WORK TO COMPLETE:
Set down every entry word for word. Omit the pictures.

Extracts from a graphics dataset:
·····

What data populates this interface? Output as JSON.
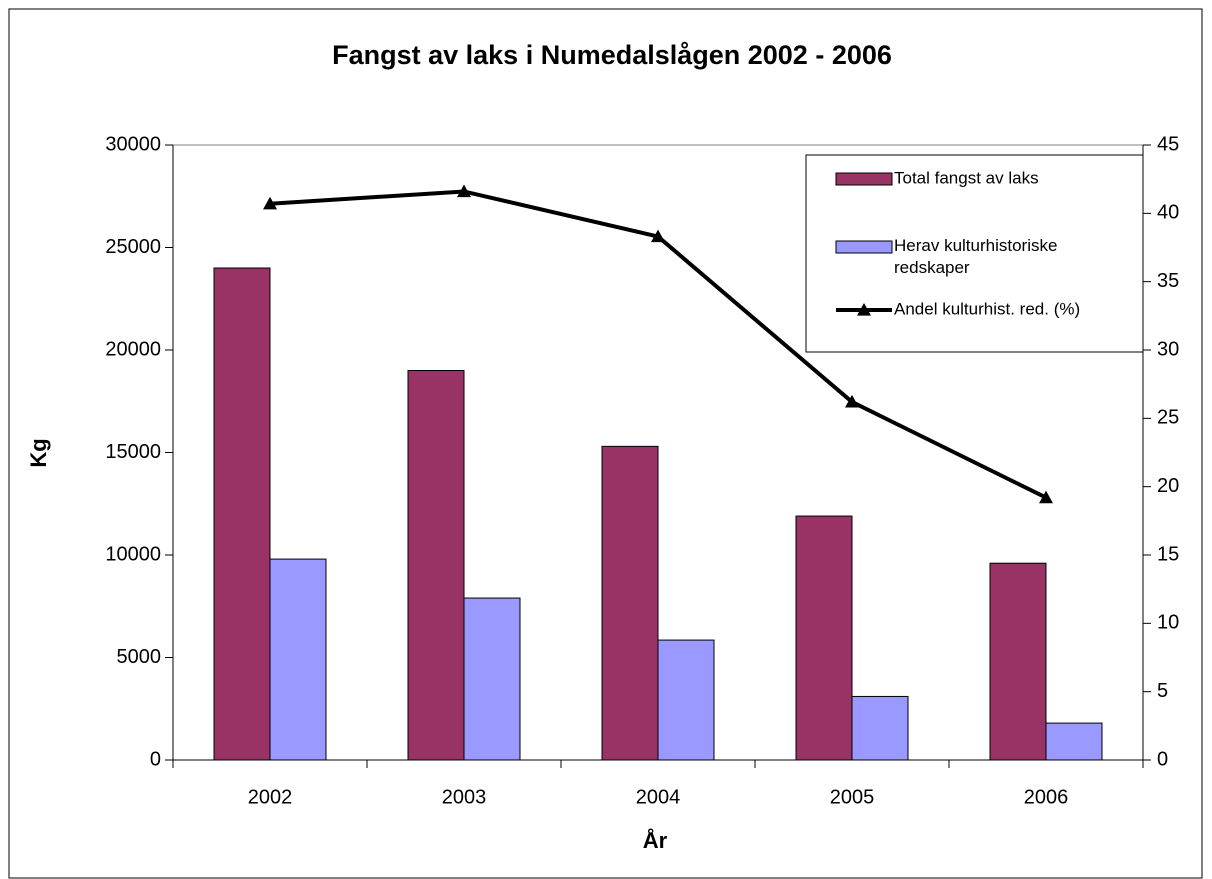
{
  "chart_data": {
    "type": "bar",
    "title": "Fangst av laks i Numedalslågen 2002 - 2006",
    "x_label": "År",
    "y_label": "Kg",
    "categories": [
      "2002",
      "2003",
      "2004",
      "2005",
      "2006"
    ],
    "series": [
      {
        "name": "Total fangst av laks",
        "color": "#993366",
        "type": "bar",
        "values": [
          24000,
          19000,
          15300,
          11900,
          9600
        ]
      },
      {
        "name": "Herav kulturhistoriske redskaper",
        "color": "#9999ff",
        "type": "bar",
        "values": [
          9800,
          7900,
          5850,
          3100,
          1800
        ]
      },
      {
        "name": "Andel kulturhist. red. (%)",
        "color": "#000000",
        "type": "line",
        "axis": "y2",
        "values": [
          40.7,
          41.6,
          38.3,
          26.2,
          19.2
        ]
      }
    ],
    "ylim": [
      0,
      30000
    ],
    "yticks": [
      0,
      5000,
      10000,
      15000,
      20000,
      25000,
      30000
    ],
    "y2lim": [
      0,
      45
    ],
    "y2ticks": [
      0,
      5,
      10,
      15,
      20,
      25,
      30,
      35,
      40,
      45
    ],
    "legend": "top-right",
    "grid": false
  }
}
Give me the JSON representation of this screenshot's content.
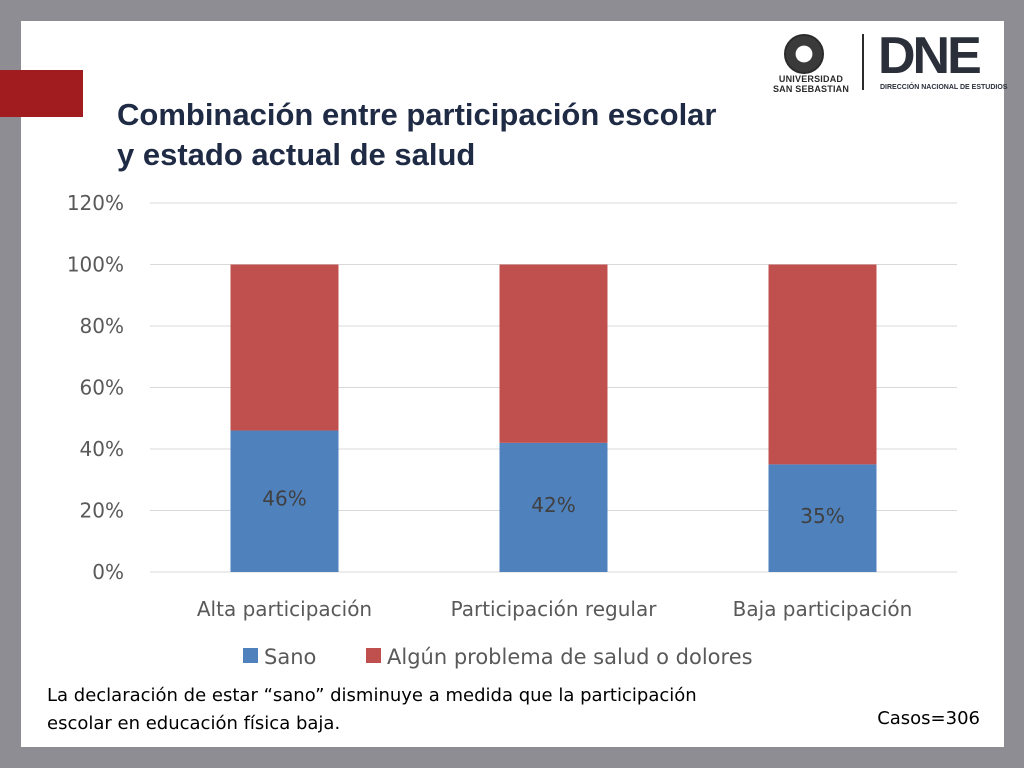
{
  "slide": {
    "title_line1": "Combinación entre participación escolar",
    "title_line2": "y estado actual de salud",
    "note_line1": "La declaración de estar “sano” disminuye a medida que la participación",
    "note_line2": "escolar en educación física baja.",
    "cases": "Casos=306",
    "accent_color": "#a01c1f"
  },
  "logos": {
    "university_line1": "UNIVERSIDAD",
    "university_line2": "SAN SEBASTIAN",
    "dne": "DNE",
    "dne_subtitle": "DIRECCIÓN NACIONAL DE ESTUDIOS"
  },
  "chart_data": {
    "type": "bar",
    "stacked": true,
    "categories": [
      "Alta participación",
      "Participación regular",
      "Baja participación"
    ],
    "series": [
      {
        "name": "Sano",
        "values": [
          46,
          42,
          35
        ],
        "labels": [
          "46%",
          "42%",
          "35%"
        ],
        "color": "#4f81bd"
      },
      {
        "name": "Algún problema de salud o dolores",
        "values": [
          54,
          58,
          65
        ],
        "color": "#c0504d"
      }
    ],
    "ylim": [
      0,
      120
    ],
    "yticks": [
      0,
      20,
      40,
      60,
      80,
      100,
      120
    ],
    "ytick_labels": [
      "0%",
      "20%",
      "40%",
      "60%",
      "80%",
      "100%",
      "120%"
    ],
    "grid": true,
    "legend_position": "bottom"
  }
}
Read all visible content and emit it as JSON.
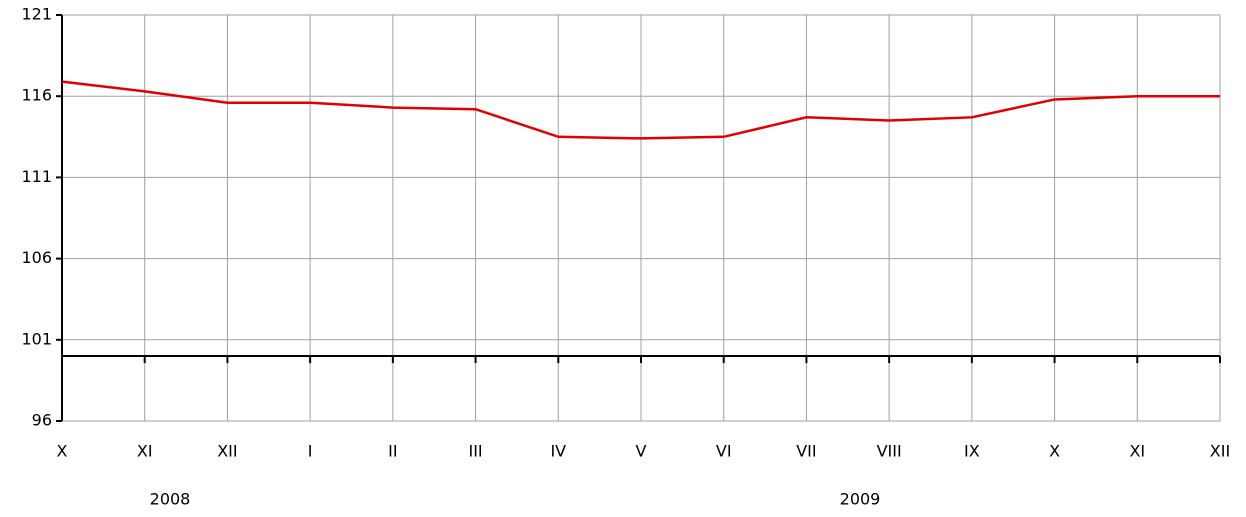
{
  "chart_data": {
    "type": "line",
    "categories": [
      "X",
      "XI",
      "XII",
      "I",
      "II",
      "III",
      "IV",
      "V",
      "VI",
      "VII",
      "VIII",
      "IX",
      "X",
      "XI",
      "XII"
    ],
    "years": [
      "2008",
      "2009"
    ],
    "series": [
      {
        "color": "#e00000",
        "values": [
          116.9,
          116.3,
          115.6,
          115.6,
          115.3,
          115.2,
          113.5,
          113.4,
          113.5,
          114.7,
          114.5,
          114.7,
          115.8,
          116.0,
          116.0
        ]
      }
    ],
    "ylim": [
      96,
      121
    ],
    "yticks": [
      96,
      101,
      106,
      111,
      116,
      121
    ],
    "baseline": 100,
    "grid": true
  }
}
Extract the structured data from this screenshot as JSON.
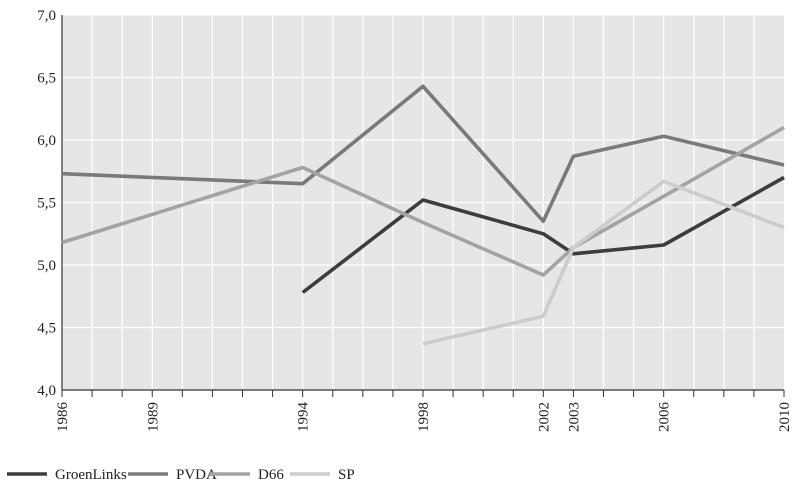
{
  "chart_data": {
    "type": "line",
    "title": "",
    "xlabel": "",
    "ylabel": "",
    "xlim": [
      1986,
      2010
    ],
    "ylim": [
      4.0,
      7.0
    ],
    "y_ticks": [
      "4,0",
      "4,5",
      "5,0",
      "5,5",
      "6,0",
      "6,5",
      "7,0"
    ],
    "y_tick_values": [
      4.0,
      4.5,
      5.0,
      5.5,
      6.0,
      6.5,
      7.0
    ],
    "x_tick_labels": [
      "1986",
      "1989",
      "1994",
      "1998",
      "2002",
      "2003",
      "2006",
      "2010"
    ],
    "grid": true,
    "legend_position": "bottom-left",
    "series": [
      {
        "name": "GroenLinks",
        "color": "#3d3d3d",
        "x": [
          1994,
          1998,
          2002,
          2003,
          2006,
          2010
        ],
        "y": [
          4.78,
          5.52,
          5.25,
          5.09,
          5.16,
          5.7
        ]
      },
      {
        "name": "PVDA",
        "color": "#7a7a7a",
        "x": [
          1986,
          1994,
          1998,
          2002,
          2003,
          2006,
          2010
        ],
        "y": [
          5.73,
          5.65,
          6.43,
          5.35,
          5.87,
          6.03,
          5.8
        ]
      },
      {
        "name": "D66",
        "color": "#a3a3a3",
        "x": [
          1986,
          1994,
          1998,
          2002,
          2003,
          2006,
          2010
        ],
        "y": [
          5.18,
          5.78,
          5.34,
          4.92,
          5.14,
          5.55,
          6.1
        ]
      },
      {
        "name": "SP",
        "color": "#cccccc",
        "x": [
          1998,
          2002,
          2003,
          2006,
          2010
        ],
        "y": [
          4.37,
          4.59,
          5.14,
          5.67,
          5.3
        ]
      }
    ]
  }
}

·····

REPLY:
What data populates this interface? Output as JSON.
{
  "chart_data": {
    "type": "bar",
    "title": "Fangst av laks i Numedalslågen 2002 - 2006",
    "x_label": "År",
    "y_label": "Kg",
    "categories": [
      "2002",
      "2003",
      "2004",
      "2005",
      "2006"
    ],
    "series": [
      {
        "name": "Total fangst av laks",
        "color": "#993366",
        "type": "bar",
        "values": [
          24000,
          19000,
          15300,
          11900,
          9600
        ]
      },
      {
        "name": "Herav kulturhistoriske redskaper",
        "color": "#9999ff",
        "type": "bar",
        "values": [
          9800,
          7900,
          5850,
          3100,
          1800
        ]
      },
      {
        "name": "Andel kulturhist. red. (%)",
        "color": "#000000",
        "type": "line",
        "axis": "y2",
        "values": [
          40.7,
          41.6,
          38.3,
          26.2,
          19.2
        ]
      }
    ],
    "ylim": [
      0,
      30000
    ],
    "yticks": [
      0,
      5000,
      10000,
      15000,
      20000,
      25000,
      30000
    ],
    "y2lim": [
      0,
      45
    ],
    "y2ticks": [
      0,
      5,
      10,
      15,
      20,
      25,
      30,
      35,
      40,
      45
    ],
    "legend": "top-right",
    "grid": false
  }
}
Give me the JSON representation of this screenshot's content.
{
  "slide": {
    "title_line1": "Combinación entre participación escolar",
    "title_line2": "y estado actual de salud",
    "note_line1": "La declaración de estar “sano” disminuye a medida que la participación",
    "note_line2": "escolar en educación física baja.",
    "cases": "Casos=306",
    "accent_color": "#a01c1f"
  },
  "logos": {
    "university_line1": "UNIVERSIDAD",
    "university_line2": "SAN SEBASTIAN",
    "dne": "DNE",
    "dne_subtitle": "DIRECCIÓN NACIONAL DE ESTUDIOS"
  },
  "chart_data": {
    "type": "bar",
    "stacked": true,
    "categories": [
      "Alta participación",
      "Participación regular",
      "Baja participación"
    ],
    "series": [
      {
        "name": "Sano",
        "values": [
          46,
          42,
          35
        ],
        "labels": [
          "46%",
          "42%",
          "35%"
        ],
        "color": "#4f81bd"
      },
      {
        "name": "Algún problema de salud o dolores",
        "values": [
          54,
          58,
          65
        ],
        "color": "#c0504d"
      }
    ],
    "ylim": [
      0,
      120
    ],
    "yticks": [
      0,
      20,
      40,
      60,
      80,
      100,
      120
    ],
    "ytick_labels": [
      "0%",
      "20%",
      "40%",
      "60%",
      "80%",
      "100%",
      "120%"
    ],
    "grid": true,
    "legend_position": "bottom"
  }
}
Read all visible content and emit it as JSON.
{
  "chart_data": {
    "type": "line",
    "categories": [
      "X",
      "XI",
      "XII",
      "I",
      "II",
      "III",
      "IV",
      "V",
      "VI",
      "VII",
      "VIII",
      "IX",
      "X",
      "XI",
      "XII"
    ],
    "years": [
      "2008",
      "2009"
    ],
    "series": [
      {
        "color": "#e00000",
        "values": [
          116.9,
          116.3,
          115.6,
          115.6,
          115.3,
          115.2,
          113.5,
          113.4,
          113.5,
          114.7,
          114.5,
          114.7,
          115.8,
          116.0,
          116.0
        ]
      }
    ],
    "ylim": [
      96,
      121
    ],
    "yticks": [
      96,
      101,
      106,
      111,
      116,
      121
    ],
    "baseline": 100,
    "grid": true
  }
}
Extract the structured data from this screenshot as JSON.
{
  "chart_data": {
    "type": "line",
    "title": "",
    "xlabel": "",
    "ylabel": "",
    "xlim": [
      1986,
      2010
    ],
    "ylim": [
      4.0,
      7.0
    ],
    "y_ticks": [
      "4,0",
      "4,5",
      "5,0",
      "5,5",
      "6,0",
      "6,5",
      "7,0"
    ],
    "y_tick_values": [
      4.0,
      4.5,
      5.0,
      5.5,
      6.0,
      6.5,
      7.0
    ],
    "x_tick_labels": [
      "1986",
      "1989",
      "1994",
      "1998",
      "2002",
      "2003",
      "2006",
      "2010"
    ],
    "grid": true,
    "legend_position": "bottom-left",
    "series": [
      {
        "name": "GroenLinks",
        "color": "#3d3d3d",
        "x": [
          1994,
          1998,
          2002,
          2003,
          2006,
          2010
        ],
        "y": [
          4.78,
          5.52,
          5.25,
          5.09,
          5.16,
          5.7
        ]
      },
      {
        "name": "PVDA",
        "color": "#7a7a7a",
        "x": [
          1986,
          1994,
          1998,
          2002,
          2003,
          2006,
          2010
        ],
        "y": [
          5.73,
          5.65,
          6.43,
          5.35,
          5.87,
          6.03,
          5.8
        ]
      },
      {
        "name": "D66",
        "color": "#a3a3a3",
        "x": [
          1986,
          1994,
          1998,
          2002,
          2003,
          2006,
          2010
        ],
        "y": [
          5.18,
          5.78,
          5.34,
          4.92,
          5.14,
          5.55,
          6.1
        ]
      },
      {
        "name": "SP",
        "color": "#cccccc",
        "x": [
          1998,
          2002,
          2003,
          2006,
          2010
        ],
        "y": [
          4.37,
          4.59,
          5.14,
          5.67,
          5.3
        ]
      }
    ]
  }
}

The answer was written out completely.